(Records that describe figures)
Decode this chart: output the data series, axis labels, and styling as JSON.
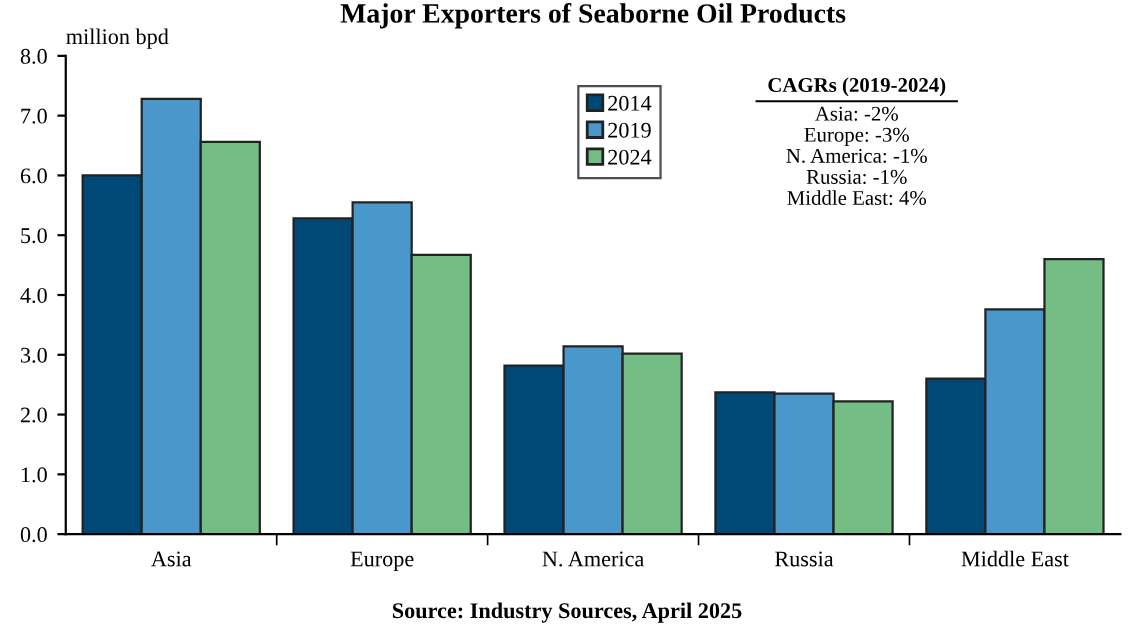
{
  "chart_data": {
    "type": "bar",
    "title": "Major Exporters of Seaborne Oil Products",
    "ylabel": "million bpd",
    "categories": [
      "Asia",
      "Europe",
      "N. America",
      "Russia",
      "Middle East"
    ],
    "series": [
      {
        "name": "2014",
        "color": "#004976",
        "values": [
          6.0,
          5.28,
          2.82,
          2.37,
          2.6
        ]
      },
      {
        "name": "2019",
        "color": "#4a98cb",
        "values": [
          7.28,
          5.55,
          3.14,
          2.35,
          3.76
        ]
      },
      {
        "name": "2024",
        "color": "#74be86",
        "values": [
          6.56,
          4.67,
          3.02,
          2.22,
          4.6
        ]
      }
    ],
    "ylim": [
      0,
      8
    ],
    "yticks": [
      {
        "value": 0,
        "label": "0.0"
      },
      {
        "value": 1,
        "label": "1.0"
      },
      {
        "value": 2,
        "label": "2.0"
      },
      {
        "value": 3,
        "label": "3.0"
      },
      {
        "value": 4,
        "label": "4.0"
      },
      {
        "value": 5,
        "label": "5.0"
      },
      {
        "value": 6,
        "label": "6.0"
      },
      {
        "value": 7,
        "label": "7.0"
      },
      {
        "value": 8,
        "label": "8.0"
      }
    ],
    "grid": false,
    "legend": "top",
    "annotations": [
      "CAGRs (2019-2024)",
      "Asia: -2%\nEurope: -3%\nN. America: -1%\nRussia: -1%\nMiddle East: 4%",
      "Source: Industry Sources, April 2025"
    ]
  }
}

§ **Exercise**
Skip the pictures and transcribe the rest of the records exactly.

§ **Exercise output**
Decode this chart: output the data series, axis labels, and styling as JSON.
{
  "chart_data": {
    "type": "bar",
    "title": "Major Exporters of Seaborne Oil Products",
    "ylabel": "million bpd",
    "categories": [
      "Asia",
      "Europe",
      "N. America",
      "Russia",
      "Middle East"
    ],
    "series": [
      {
        "name": "2014",
        "color": "#004976",
        "values": [
          6.0,
          5.28,
          2.82,
          2.37,
          2.6
        ]
      },
      {
        "name": "2019",
        "color": "#4a98cb",
        "values": [
          7.28,
          5.55,
          3.14,
          2.35,
          3.76
        ]
      },
      {
        "name": "2024",
        "color": "#74be86",
        "values": [
          6.56,
          4.67,
          3.02,
          2.22,
          4.6
        ]
      }
    ],
    "ylim": [
      0,
      8
    ],
    "yticks": [
      {
        "value": 0,
        "label": "0.0"
      },
      {
        "value": 1,
        "label": "1.0"
      },
      {
        "value": 2,
        "label": "2.0"
      },
      {
        "value": 3,
        "label": "3.0"
      },
      {
        "value": 4,
        "label": "4.0"
      },
      {
        "value": 5,
        "label": "5.0"
      },
      {
        "value": 6,
        "label": "6.0"
      },
      {
        "value": 7,
        "label": "7.0"
      },
      {
        "value": 8,
        "label": "8.0"
      }
    ],
    "grid": false,
    "legend": "top",
    "annotations": [
      "CAGRs (2019-2024)",
      "Asia: -2%\nEurope: -3%\nN. America: -1%\nRussia: -1%\nMiddle East: 4%",
      "Source: Industry Sources, April 2025"
    ]
  }
}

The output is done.